─── Data for this task ───
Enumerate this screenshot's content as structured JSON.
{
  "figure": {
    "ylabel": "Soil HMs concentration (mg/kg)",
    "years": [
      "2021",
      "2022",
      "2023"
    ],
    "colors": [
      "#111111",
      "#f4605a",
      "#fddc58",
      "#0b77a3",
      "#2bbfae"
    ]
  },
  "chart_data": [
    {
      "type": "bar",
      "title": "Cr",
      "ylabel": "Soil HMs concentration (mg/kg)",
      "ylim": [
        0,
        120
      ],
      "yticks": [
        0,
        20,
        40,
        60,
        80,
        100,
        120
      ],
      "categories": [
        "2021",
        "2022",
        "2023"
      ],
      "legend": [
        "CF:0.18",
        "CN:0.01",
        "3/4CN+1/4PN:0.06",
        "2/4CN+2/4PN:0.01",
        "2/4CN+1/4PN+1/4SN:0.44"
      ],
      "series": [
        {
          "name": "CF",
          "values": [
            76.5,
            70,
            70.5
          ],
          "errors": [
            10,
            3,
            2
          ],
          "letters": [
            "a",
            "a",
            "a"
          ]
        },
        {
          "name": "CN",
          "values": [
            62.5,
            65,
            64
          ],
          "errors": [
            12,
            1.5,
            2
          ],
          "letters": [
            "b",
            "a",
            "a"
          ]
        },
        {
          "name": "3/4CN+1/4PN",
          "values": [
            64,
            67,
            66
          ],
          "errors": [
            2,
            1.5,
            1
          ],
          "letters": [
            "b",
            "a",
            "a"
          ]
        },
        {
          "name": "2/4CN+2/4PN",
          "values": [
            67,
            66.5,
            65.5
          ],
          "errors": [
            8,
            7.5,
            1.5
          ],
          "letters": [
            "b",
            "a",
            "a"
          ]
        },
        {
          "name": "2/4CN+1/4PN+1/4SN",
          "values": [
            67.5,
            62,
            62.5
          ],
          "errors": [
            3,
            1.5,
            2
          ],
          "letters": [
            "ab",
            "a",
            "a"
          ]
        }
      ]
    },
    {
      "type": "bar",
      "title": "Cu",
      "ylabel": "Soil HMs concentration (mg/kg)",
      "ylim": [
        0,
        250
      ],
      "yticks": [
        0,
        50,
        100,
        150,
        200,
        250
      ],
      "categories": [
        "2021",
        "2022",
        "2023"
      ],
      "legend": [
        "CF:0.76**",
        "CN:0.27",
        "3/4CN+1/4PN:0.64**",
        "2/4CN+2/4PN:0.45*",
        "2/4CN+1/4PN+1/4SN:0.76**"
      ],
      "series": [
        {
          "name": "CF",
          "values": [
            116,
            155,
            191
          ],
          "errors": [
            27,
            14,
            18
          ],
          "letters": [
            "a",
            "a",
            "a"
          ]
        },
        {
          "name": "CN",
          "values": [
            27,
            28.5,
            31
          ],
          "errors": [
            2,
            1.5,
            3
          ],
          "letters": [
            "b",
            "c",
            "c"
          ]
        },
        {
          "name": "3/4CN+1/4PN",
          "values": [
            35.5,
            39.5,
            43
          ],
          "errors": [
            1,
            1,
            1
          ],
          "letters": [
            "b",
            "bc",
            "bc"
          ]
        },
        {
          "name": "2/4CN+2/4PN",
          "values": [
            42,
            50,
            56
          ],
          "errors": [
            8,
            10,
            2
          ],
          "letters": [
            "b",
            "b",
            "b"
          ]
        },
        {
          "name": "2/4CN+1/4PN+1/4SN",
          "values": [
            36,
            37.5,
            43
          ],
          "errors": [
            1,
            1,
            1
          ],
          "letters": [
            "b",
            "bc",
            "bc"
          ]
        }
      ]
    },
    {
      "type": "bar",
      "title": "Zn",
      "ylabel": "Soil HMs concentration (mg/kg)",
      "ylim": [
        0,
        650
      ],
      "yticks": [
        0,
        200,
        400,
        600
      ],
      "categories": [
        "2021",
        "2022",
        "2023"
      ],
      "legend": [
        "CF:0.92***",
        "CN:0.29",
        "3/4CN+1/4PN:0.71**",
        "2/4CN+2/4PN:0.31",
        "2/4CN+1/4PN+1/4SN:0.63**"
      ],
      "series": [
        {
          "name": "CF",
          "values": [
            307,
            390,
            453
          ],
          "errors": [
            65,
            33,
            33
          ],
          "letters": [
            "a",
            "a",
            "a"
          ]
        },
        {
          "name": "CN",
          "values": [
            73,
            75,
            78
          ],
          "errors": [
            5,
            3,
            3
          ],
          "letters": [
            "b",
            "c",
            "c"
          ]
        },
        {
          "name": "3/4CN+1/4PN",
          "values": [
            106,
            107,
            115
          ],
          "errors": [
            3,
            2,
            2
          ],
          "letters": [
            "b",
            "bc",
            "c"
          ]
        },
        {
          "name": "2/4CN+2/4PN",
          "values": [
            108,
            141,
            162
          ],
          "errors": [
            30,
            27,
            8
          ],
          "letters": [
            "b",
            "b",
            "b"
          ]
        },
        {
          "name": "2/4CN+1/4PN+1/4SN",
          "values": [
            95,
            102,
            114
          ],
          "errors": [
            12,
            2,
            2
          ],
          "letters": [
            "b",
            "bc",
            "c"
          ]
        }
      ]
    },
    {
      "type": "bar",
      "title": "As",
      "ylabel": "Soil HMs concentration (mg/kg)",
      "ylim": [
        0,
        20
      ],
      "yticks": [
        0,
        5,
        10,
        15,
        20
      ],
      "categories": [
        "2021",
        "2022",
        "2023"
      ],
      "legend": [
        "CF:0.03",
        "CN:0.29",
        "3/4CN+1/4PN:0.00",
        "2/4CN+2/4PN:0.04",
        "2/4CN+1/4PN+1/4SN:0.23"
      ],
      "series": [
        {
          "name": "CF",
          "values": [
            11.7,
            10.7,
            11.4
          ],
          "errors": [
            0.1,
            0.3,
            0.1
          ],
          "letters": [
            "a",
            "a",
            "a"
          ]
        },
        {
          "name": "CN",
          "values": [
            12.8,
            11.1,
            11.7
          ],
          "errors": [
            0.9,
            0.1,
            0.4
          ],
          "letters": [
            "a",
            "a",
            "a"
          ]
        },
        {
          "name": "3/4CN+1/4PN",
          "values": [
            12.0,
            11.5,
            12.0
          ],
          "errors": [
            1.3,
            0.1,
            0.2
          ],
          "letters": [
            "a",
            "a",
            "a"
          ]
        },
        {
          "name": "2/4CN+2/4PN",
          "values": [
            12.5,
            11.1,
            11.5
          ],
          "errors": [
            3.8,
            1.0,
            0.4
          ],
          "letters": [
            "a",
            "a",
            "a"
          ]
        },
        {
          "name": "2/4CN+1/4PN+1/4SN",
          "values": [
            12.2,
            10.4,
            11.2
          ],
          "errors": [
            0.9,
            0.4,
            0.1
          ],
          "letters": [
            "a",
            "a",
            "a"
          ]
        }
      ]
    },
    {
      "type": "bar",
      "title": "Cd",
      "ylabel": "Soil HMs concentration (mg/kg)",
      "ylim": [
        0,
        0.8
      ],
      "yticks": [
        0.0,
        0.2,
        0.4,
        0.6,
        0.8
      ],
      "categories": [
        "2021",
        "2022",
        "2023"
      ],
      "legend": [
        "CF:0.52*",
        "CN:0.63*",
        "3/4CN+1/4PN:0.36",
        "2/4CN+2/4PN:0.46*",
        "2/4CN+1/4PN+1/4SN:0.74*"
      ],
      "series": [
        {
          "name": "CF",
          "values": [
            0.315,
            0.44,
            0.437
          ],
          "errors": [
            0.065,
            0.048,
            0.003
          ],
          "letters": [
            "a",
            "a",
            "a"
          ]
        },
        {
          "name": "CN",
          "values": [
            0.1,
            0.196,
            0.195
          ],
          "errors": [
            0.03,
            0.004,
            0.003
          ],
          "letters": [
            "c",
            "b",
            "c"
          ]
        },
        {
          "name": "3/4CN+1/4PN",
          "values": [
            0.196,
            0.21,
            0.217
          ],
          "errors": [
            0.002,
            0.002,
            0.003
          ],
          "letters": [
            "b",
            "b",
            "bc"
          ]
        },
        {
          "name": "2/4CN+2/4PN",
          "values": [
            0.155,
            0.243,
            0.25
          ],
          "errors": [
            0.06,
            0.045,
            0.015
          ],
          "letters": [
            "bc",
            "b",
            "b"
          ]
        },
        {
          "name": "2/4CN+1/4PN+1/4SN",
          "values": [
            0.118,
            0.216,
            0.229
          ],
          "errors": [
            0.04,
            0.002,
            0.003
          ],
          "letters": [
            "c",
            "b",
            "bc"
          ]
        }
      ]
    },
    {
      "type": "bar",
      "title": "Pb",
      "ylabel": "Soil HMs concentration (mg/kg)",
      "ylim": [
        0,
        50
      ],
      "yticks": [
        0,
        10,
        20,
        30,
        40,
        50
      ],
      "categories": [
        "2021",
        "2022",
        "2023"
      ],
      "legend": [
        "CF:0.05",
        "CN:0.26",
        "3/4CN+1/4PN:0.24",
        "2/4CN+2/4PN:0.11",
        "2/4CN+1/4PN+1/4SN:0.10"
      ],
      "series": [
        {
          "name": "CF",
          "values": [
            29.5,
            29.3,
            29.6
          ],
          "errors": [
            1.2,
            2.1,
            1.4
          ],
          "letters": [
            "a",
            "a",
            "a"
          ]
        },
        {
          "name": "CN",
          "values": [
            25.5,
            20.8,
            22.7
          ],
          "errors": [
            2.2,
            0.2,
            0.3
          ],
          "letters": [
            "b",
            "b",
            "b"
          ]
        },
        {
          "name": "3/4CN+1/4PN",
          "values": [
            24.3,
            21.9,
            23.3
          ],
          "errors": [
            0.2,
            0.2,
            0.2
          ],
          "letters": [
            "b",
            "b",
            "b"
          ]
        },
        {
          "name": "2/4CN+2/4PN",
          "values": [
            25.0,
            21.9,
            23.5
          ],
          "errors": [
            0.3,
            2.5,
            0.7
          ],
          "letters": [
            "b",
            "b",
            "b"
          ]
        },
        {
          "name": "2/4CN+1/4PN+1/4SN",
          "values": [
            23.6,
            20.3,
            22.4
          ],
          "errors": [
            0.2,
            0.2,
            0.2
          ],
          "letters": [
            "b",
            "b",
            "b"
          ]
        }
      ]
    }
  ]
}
───
Instructions for the task: Search the data for "title". Copy every matching line.

Exercise response:
      "title": "Cr",
      "title": "Cu",
      "title": "Zn",
      "title": "As",
      "title": "Cd",
      "title": "Pb",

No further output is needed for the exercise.